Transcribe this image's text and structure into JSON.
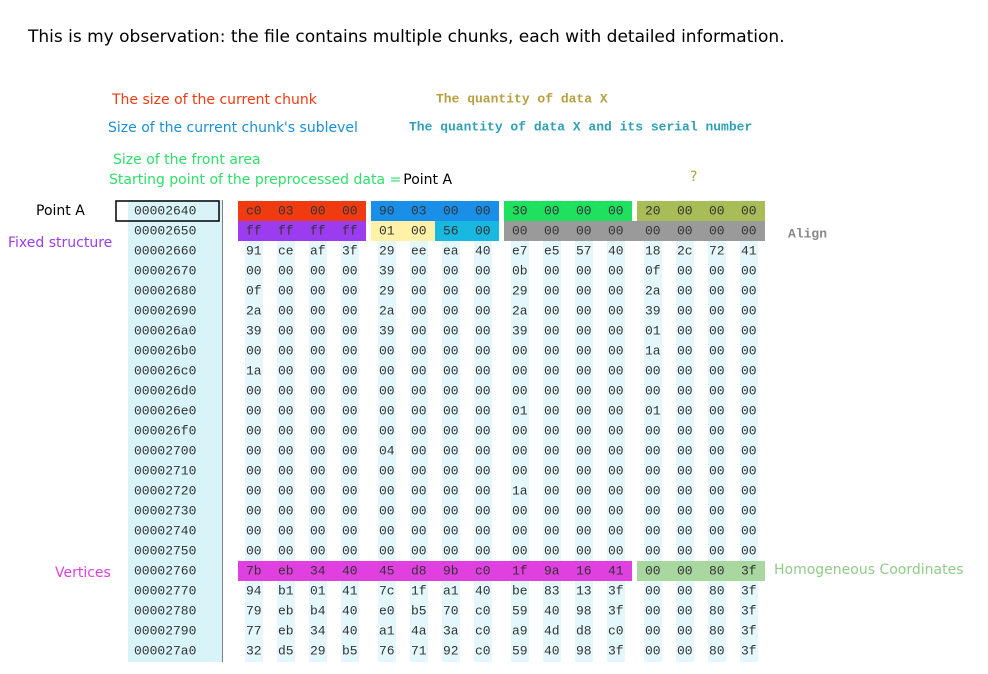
{
  "title": "This is my observation: the file contains multiple chunks, each with detailed information.",
  "annotations": {
    "chunk_size": {
      "text": "The size of the current chunk",
      "color": "#f03a10"
    },
    "sublevel_size": {
      "text": "Size of the current chunk's sublevel",
      "color": "#1a8fd8"
    },
    "front_area": {
      "text": "Size of the front area",
      "color": "#2ee06a"
    },
    "start_point": {
      "text": "Starting point of the preprocessed data = ",
      "color": "#2ee06a"
    },
    "start_point_name": {
      "text": "Point A",
      "color": "#000000"
    },
    "quantity": {
      "text": "The quantity of data X",
      "color": "#b8a040"
    },
    "quantity_serial": {
      "text": "The quantity of data X and its serial number",
      "color": "#30a0b8"
    },
    "question": {
      "text": "?",
      "color": "#b8a040"
    },
    "point_a": {
      "text": "Point A",
      "color": "#000000"
    },
    "fixed_structure": {
      "text": "Fixed structure",
      "color": "#9b3cf0"
    },
    "align": {
      "text": "Align",
      "color": "#888888"
    },
    "vertices": {
      "text": "Vertices",
      "color": "#e040e0"
    },
    "homogeneous": {
      "text": "Homogeneous Coordinates",
      "color": "#90cc88"
    }
  },
  "rows": [
    {
      "address": "00002640",
      "bytes": [
        "c0",
        "03",
        "00",
        "00",
        "90",
        "03",
        "00",
        "00",
        "30",
        "00",
        "00",
        "00",
        "20",
        "00",
        "00",
        "00"
      ]
    },
    {
      "address": "00002650",
      "bytes": [
        "ff",
        "ff",
        "ff",
        "ff",
        "01",
        "00",
        "56",
        "00",
        "00",
        "00",
        "00",
        "00",
        "00",
        "00",
        "00",
        "00"
      ]
    },
    {
      "address": "00002660",
      "bytes": [
        "91",
        "ce",
        "af",
        "3f",
        "29",
        "ee",
        "ea",
        "40",
        "e7",
        "e5",
        "57",
        "40",
        "18",
        "2c",
        "72",
        "41"
      ]
    },
    {
      "address": "00002670",
      "bytes": [
        "00",
        "00",
        "00",
        "00",
        "39",
        "00",
        "00",
        "00",
        "0b",
        "00",
        "00",
        "00",
        "0f",
        "00",
        "00",
        "00"
      ]
    },
    {
      "address": "00002680",
      "bytes": [
        "0f",
        "00",
        "00",
        "00",
        "29",
        "00",
        "00",
        "00",
        "29",
        "00",
        "00",
        "00",
        "2a",
        "00",
        "00",
        "00"
      ]
    },
    {
      "address": "00002690",
      "bytes": [
        "2a",
        "00",
        "00",
        "00",
        "2a",
        "00",
        "00",
        "00",
        "2a",
        "00",
        "00",
        "00",
        "39",
        "00",
        "00",
        "00"
      ]
    },
    {
      "address": "000026a0",
      "bytes": [
        "39",
        "00",
        "00",
        "00",
        "39",
        "00",
        "00",
        "00",
        "39",
        "00",
        "00",
        "00",
        "01",
        "00",
        "00",
        "00"
      ]
    },
    {
      "address": "000026b0",
      "bytes": [
        "00",
        "00",
        "00",
        "00",
        "00",
        "00",
        "00",
        "00",
        "00",
        "00",
        "00",
        "00",
        "1a",
        "00",
        "00",
        "00"
      ]
    },
    {
      "address": "000026c0",
      "bytes": [
        "1a",
        "00",
        "00",
        "00",
        "00",
        "00",
        "00",
        "00",
        "00",
        "00",
        "00",
        "00",
        "00",
        "00",
        "00",
        "00"
      ]
    },
    {
      "address": "000026d0",
      "bytes": [
        "00",
        "00",
        "00",
        "00",
        "00",
        "00",
        "00",
        "00",
        "00",
        "00",
        "00",
        "00",
        "00",
        "00",
        "00",
        "00"
      ]
    },
    {
      "address": "000026e0",
      "bytes": [
        "00",
        "00",
        "00",
        "00",
        "00",
        "00",
        "00",
        "00",
        "01",
        "00",
        "00",
        "00",
        "01",
        "00",
        "00",
        "00"
      ]
    },
    {
      "address": "000026f0",
      "bytes": [
        "00",
        "00",
        "00",
        "00",
        "00",
        "00",
        "00",
        "00",
        "00",
        "00",
        "00",
        "00",
        "00",
        "00",
        "00",
        "00"
      ]
    },
    {
      "address": "00002700",
      "bytes": [
        "00",
        "00",
        "00",
        "00",
        "04",
        "00",
        "00",
        "00",
        "00",
        "00",
        "00",
        "00",
        "00",
        "00",
        "00",
        "00"
      ]
    },
    {
      "address": "00002710",
      "bytes": [
        "00",
        "00",
        "00",
        "00",
        "00",
        "00",
        "00",
        "00",
        "00",
        "00",
        "00",
        "00",
        "00",
        "00",
        "00",
        "00"
      ]
    },
    {
      "address": "00002720",
      "bytes": [
        "00",
        "00",
        "00",
        "00",
        "00",
        "00",
        "00",
        "00",
        "1a",
        "00",
        "00",
        "00",
        "00",
        "00",
        "00",
        "00"
      ]
    },
    {
      "address": "00002730",
      "bytes": [
        "00",
        "00",
        "00",
        "00",
        "00",
        "00",
        "00",
        "00",
        "00",
        "00",
        "00",
        "00",
        "00",
        "00",
        "00",
        "00"
      ]
    },
    {
      "address": "00002740",
      "bytes": [
        "00",
        "00",
        "00",
        "00",
        "00",
        "00",
        "00",
        "00",
        "00",
        "00",
        "00",
        "00",
        "00",
        "00",
        "00",
        "00"
      ]
    },
    {
      "address": "00002750",
      "bytes": [
        "00",
        "00",
        "00",
        "00",
        "00",
        "00",
        "00",
        "00",
        "00",
        "00",
        "00",
        "00",
        "00",
        "00",
        "00",
        "00"
      ]
    },
    {
      "address": "00002760",
      "bytes": [
        "7b",
        "eb",
        "34",
        "40",
        "45",
        "d8",
        "9b",
        "c0",
        "1f",
        "9a",
        "16",
        "41",
        "00",
        "00",
        "80",
        "3f"
      ]
    },
    {
      "address": "00002770",
      "bytes": [
        "94",
        "b1",
        "01",
        "41",
        "7c",
        "1f",
        "a1",
        "40",
        "be",
        "83",
        "13",
        "3f",
        "00",
        "00",
        "80",
        "3f"
      ]
    },
    {
      "address": "00002780",
      "bytes": [
        "79",
        "eb",
        "b4",
        "40",
        "e0",
        "b5",
        "70",
        "c0",
        "59",
        "40",
        "98",
        "3f",
        "00",
        "00",
        "80",
        "3f"
      ]
    },
    {
      "address": "00002790",
      "bytes": [
        "77",
        "eb",
        "34",
        "40",
        "a1",
        "4a",
        "3a",
        "c0",
        "a9",
        "4d",
        "d8",
        "c0",
        "00",
        "00",
        "80",
        "3f"
      ]
    },
    {
      "address": "000027a0",
      "bytes": [
        "32",
        "d5",
        "29",
        "b5",
        "76",
        "71",
        "92",
        "c0",
        "59",
        "40",
        "98",
        "3f",
        "00",
        "00",
        "80",
        "3f"
      ]
    }
  ],
  "highlights": [
    {
      "row": 0,
      "from": 0,
      "to": 3,
      "color": "#f03a10"
    },
    {
      "row": 0,
      "from": 4,
      "to": 7,
      "color": "#1a8fe8"
    },
    {
      "row": 0,
      "from": 8,
      "to": 11,
      "color": "#20e060"
    },
    {
      "row": 0,
      "from": 12,
      "to": 15,
      "color": "#a8bc58"
    },
    {
      "row": 1,
      "from": 0,
      "to": 3,
      "color": "#9b3cf0"
    },
    {
      "row": 1,
      "from": 4,
      "to": 5,
      "color": "#fff2a8"
    },
    {
      "row": 1,
      "from": 6,
      "to": 7,
      "color": "#18b8e0"
    },
    {
      "row": 1,
      "from": 8,
      "to": 15,
      "color": "#9a9a9a"
    },
    {
      "row": 18,
      "from": 0,
      "to": 11,
      "color": "#e040e0"
    },
    {
      "row": 18,
      "from": 12,
      "to": 15,
      "color": "#a8d8a0"
    }
  ]
}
---------------
### What to produce
Using the material above, count the lines containing the word "data". Reply with the number alone.

### Finished task
3